### Prompt
Print the entries verbatim, leaving out the images they contain.

━━ Exercise material

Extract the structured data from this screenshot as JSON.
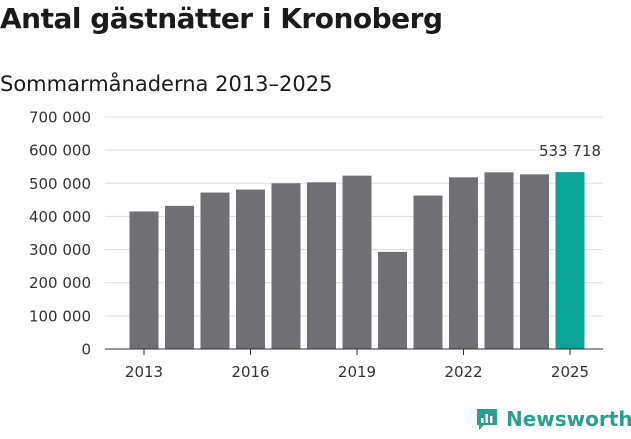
{
  "title": "Antal gästnätter i Kronoberg",
  "subtitle": "Sommarmånaderna 2013–2025",
  "brand": "Newsworthy",
  "colors": {
    "bar": "#707074",
    "highlight": "#0aa398",
    "grid": "#dddddd",
    "axis": "#333333",
    "brand": "#2e9d8f"
  },
  "chart_data": {
    "type": "bar",
    "title": "Antal gästnätter i Kronoberg",
    "subtitle": "Sommarmånaderna 2013–2025",
    "xlabel": "",
    "ylabel": "",
    "categories": [
      "2013",
      "2014",
      "2015",
      "2016",
      "2017",
      "2018",
      "2019",
      "2020",
      "2021",
      "2022",
      "2023",
      "2024",
      "2025"
    ],
    "values": [
      415000,
      432000,
      472000,
      481000,
      500000,
      503000,
      523000,
      293000,
      463000,
      518000,
      533000,
      527000,
      533718
    ],
    "highlight_index": 12,
    "ylim": [
      0,
      700000
    ],
    "yticks": [
      0,
      100000,
      200000,
      300000,
      400000,
      500000,
      600000,
      700000
    ],
    "ytick_labels": [
      "0",
      "100 000",
      "200 000",
      "300 000",
      "400 000",
      "500 000",
      "600 000",
      "700 000"
    ],
    "xtick_labels": [
      "2013",
      "2016",
      "2019",
      "2022",
      "2025"
    ],
    "data_labels": [
      {
        "index": 12,
        "text": "533 718"
      }
    ],
    "grid": true
  }
}
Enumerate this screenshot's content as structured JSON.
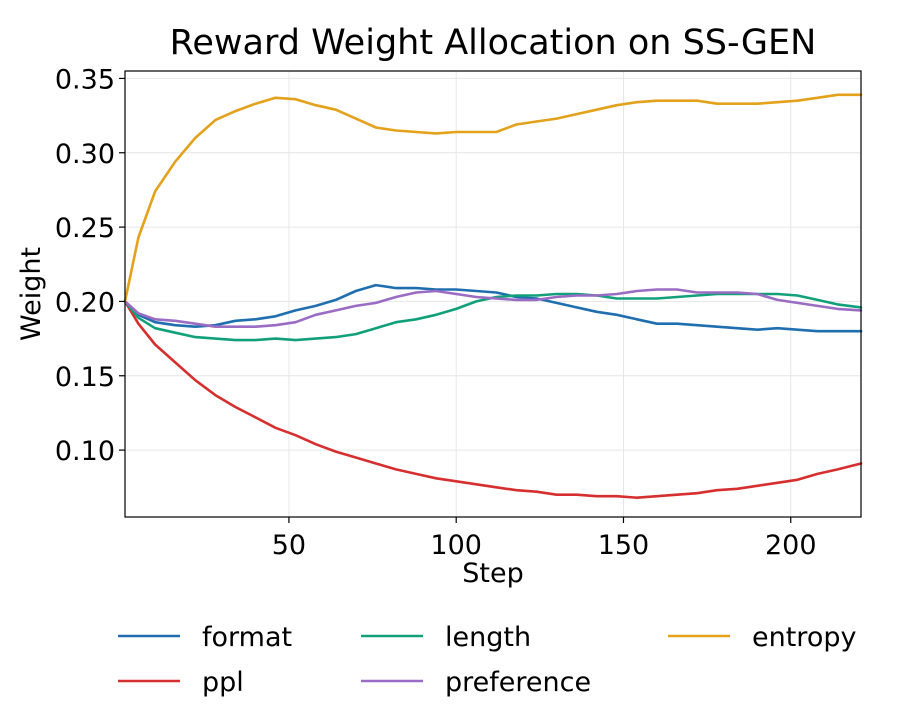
{
  "chart_data": {
    "type": "line",
    "title": "Reward Weight Allocation on SS-GEN",
    "xlabel": "Step",
    "ylabel": "Weight",
    "xlim": [
      1,
      221
    ],
    "ylim": [
      0.055,
      0.355
    ],
    "xticks": [
      50,
      100,
      150,
      200
    ],
    "yticks": [
      0.1,
      0.15,
      0.2,
      0.25,
      0.3,
      0.35
    ],
    "xtick_labels": [
      "50",
      "100",
      "150",
      "200"
    ],
    "ytick_labels": [
      "0.10",
      "0.15",
      "0.20",
      "0.25",
      "0.30",
      "0.35"
    ],
    "grid": true,
    "legend_position": "bottom",
    "x": [
      1,
      5,
      10,
      16,
      22,
      28,
      34,
      40,
      46,
      52,
      58,
      64,
      70,
      76,
      82,
      88,
      94,
      100,
      106,
      112,
      118,
      124,
      130,
      136,
      142,
      148,
      154,
      160,
      166,
      172,
      178,
      184,
      190,
      196,
      202,
      208,
      214,
      221
    ],
    "series": [
      {
        "name": "format",
        "color": "#1f6fb0",
        "values": [
          0.2,
          0.191,
          0.186,
          0.184,
          0.183,
          0.184,
          0.187,
          0.188,
          0.19,
          0.194,
          0.197,
          0.201,
          0.207,
          0.211,
          0.209,
          0.209,
          0.208,
          0.208,
          0.207,
          0.206,
          0.203,
          0.202,
          0.199,
          0.196,
          0.193,
          0.191,
          0.188,
          0.185,
          0.185,
          0.184,
          0.183,
          0.182,
          0.181,
          0.182,
          0.181,
          0.18,
          0.18,
          0.18
        ]
      },
      {
        "name": "ppl",
        "color": "#d62f2f",
        "values": [
          0.2,
          0.185,
          0.171,
          0.159,
          0.147,
          0.137,
          0.129,
          0.122,
          0.115,
          0.11,
          0.104,
          0.099,
          0.095,
          0.091,
          0.087,
          0.084,
          0.081,
          0.079,
          0.077,
          0.075,
          0.073,
          0.072,
          0.07,
          0.07,
          0.069,
          0.069,
          0.068,
          0.069,
          0.07,
          0.071,
          0.073,
          0.074,
          0.076,
          0.078,
          0.08,
          0.084,
          0.087,
          0.091
        ]
      },
      {
        "name": "length",
        "color": "#12a07a",
        "values": [
          0.2,
          0.189,
          0.182,
          0.179,
          0.176,
          0.175,
          0.174,
          0.174,
          0.175,
          0.174,
          0.175,
          0.176,
          0.178,
          0.182,
          0.186,
          0.188,
          0.191,
          0.195,
          0.2,
          0.203,
          0.204,
          0.204,
          0.205,
          0.205,
          0.204,
          0.202,
          0.202,
          0.202,
          0.203,
          0.204,
          0.205,
          0.205,
          0.205,
          0.205,
          0.204,
          0.201,
          0.198,
          0.196
        ]
      },
      {
        "name": "preference",
        "color": "#9a6cc4",
        "values": [
          0.2,
          0.192,
          0.188,
          0.187,
          0.185,
          0.183,
          0.183,
          0.183,
          0.184,
          0.186,
          0.191,
          0.194,
          0.197,
          0.199,
          0.203,
          0.206,
          0.207,
          0.205,
          0.203,
          0.202,
          0.201,
          0.201,
          0.203,
          0.204,
          0.204,
          0.205,
          0.207,
          0.208,
          0.208,
          0.206,
          0.206,
          0.206,
          0.205,
          0.201,
          0.199,
          0.197,
          0.195,
          0.194
        ]
      },
      {
        "name": "entropy",
        "color": "#e3a11c",
        "values": [
          0.2,
          0.243,
          0.274,
          0.294,
          0.31,
          0.322,
          0.328,
          0.333,
          0.337,
          0.336,
          0.332,
          0.329,
          0.323,
          0.317,
          0.315,
          0.314,
          0.313,
          0.314,
          0.314,
          0.314,
          0.319,
          0.321,
          0.323,
          0.326,
          0.329,
          0.332,
          0.334,
          0.335,
          0.335,
          0.335,
          0.333,
          0.333,
          0.333,
          0.334,
          0.335,
          0.337,
          0.339,
          0.339
        ]
      }
    ]
  }
}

━━━━

### Response to the task
Extract the structured data from this screenshot as JSON.
{
  "title": "Antal gästnätter i Kronoberg",
  "subtitle": "Sommarmånaderna 2013–2025",
  "brand": "Newsworthy",
  "colors": {
    "bar": "#707074",
    "highlight": "#0aa398",
    "grid": "#dddddd",
    "axis": "#333333",
    "brand": "#2e9d8f"
  },
  "chart_data": {
    "type": "bar",
    "title": "Antal gästnätter i Kronoberg",
    "subtitle": "Sommarmånaderna 2013–2025",
    "xlabel": "",
    "ylabel": "",
    "categories": [
      "2013",
      "2014",
      "2015",
      "2016",
      "2017",
      "2018",
      "2019",
      "2020",
      "2021",
      "2022",
      "2023",
      "2024",
      "2025"
    ],
    "values": [
      415000,
      432000,
      472000,
      481000,
      500000,
      503000,
      523000,
      293000,
      463000,
      518000,
      533000,
      527000,
      533718
    ],
    "highlight_index": 12,
    "ylim": [
      0,
      700000
    ],
    "yticks": [
      0,
      100000,
      200000,
      300000,
      400000,
      500000,
      600000,
      700000
    ],
    "ytick_labels": [
      "0",
      "100 000",
      "200 000",
      "300 000",
      "400 000",
      "500 000",
      "600 000",
      "700 000"
    ],
    "xtick_labels": [
      "2013",
      "2016",
      "2019",
      "2022",
      "2025"
    ],
    "data_labels": [
      {
        "index": 12,
        "text": "533 718"
      }
    ],
    "grid": true
  }
}
Enumerate this screenshot's content as structured JSON.
{
  "chart_data": {
    "type": "line",
    "title": "Reward Weight Allocation on SS-GEN",
    "xlabel": "Step",
    "ylabel": "Weight",
    "xlim": [
      1,
      221
    ],
    "ylim": [
      0.055,
      0.355
    ],
    "xticks": [
      50,
      100,
      150,
      200
    ],
    "yticks": [
      0.1,
      0.15,
      0.2,
      0.25,
      0.3,
      0.35
    ],
    "xtick_labels": [
      "50",
      "100",
      "150",
      "200"
    ],
    "ytick_labels": [
      "0.10",
      "0.15",
      "0.20",
      "0.25",
      "0.30",
      "0.35"
    ],
    "grid": true,
    "legend_position": "bottom",
    "x": [
      1,
      5,
      10,
      16,
      22,
      28,
      34,
      40,
      46,
      52,
      58,
      64,
      70,
      76,
      82,
      88,
      94,
      100,
      106,
      112,
      118,
      124,
      130,
      136,
      142,
      148,
      154,
      160,
      166,
      172,
      178,
      184,
      190,
      196,
      202,
      208,
      214,
      221
    ],
    "series": [
      {
        "name": "format",
        "color": "#1f6fb0",
        "values": [
          0.2,
          0.191,
          0.186,
          0.184,
          0.183,
          0.184,
          0.187,
          0.188,
          0.19,
          0.194,
          0.197,
          0.201,
          0.207,
          0.211,
          0.209,
          0.209,
          0.208,
          0.208,
          0.207,
          0.206,
          0.203,
          0.202,
          0.199,
          0.196,
          0.193,
          0.191,
          0.188,
          0.185,
          0.185,
          0.184,
          0.183,
          0.182,
          0.181,
          0.182,
          0.181,
          0.18,
          0.18,
          0.18
        ]
      },
      {
        "name": "ppl",
        "color": "#d62f2f",
        "values": [
          0.2,
          0.185,
          0.171,
          0.159,
          0.147,
          0.137,
          0.129,
          0.122,
          0.115,
          0.11,
          0.104,
          0.099,
          0.095,
          0.091,
          0.087,
          0.084,
          0.081,
          0.079,
          0.077,
          0.075,
          0.073,
          0.072,
          0.07,
          0.07,
          0.069,
          0.069,
          0.068,
          0.069,
          0.07,
          0.071,
          0.073,
          0.074,
          0.076,
          0.078,
          0.08,
          0.084,
          0.087,
          0.091
        ]
      },
      {
        "name": "length",
        "color": "#12a07a",
        "values": [
          0.2,
          0.189,
          0.182,
          0.179,
          0.176,
          0.175,
          0.174,
          0.174,
          0.175,
          0.174,
          0.175,
          0.176,
          0.178,
          0.182,
          0.186,
          0.188,
          0.191,
          0.195,
          0.2,
          0.203,
          0.204,
          0.204,
          0.205,
          0.205,
          0.204,
          0.202,
          0.202,
          0.202,
          0.203,
          0.204,
          0.205,
          0.205,
          0.205,
          0.205,
          0.204,
          0.201,
          0.198,
          0.196
        ]
      },
      {
        "name": "preference",
        "color": "#9a6cc4",
        "values": [
          0.2,
          0.192,
          0.188,
          0.187,
          0.185,
          0.183,
          0.183,
          0.183,
          0.184,
          0.186,
          0.191,
          0.194,
          0.197,
          0.199,
          0.203,
          0.206,
          0.207,
          0.205,
          0.203,
          0.202,
          0.201,
          0.201,
          0.203,
          0.204,
          0.204,
          0.205,
          0.207,
          0.208,
          0.208,
          0.206,
          0.206,
          0.206,
          0.205,
          0.201,
          0.199,
          0.197,
          0.195,
          0.194
        ]
      },
      {
        "name": "entropy",
        "color": "#e3a11c",
        "values": [
          0.2,
          0.243,
          0.274,
          0.294,
          0.31,
          0.322,
          0.328,
          0.333,
          0.337,
          0.336,
          0.332,
          0.329,
          0.323,
          0.317,
          0.315,
          0.314,
          0.313,
          0.314,
          0.314,
          0.314,
          0.319,
          0.321,
          0.323,
          0.326,
          0.329,
          0.332,
          0.334,
          0.335,
          0.335,
          0.335,
          0.333,
          0.333,
          0.333,
          0.334,
          0.335,
          0.337,
          0.339,
          0.339
        ]
      }
    ]
  }
}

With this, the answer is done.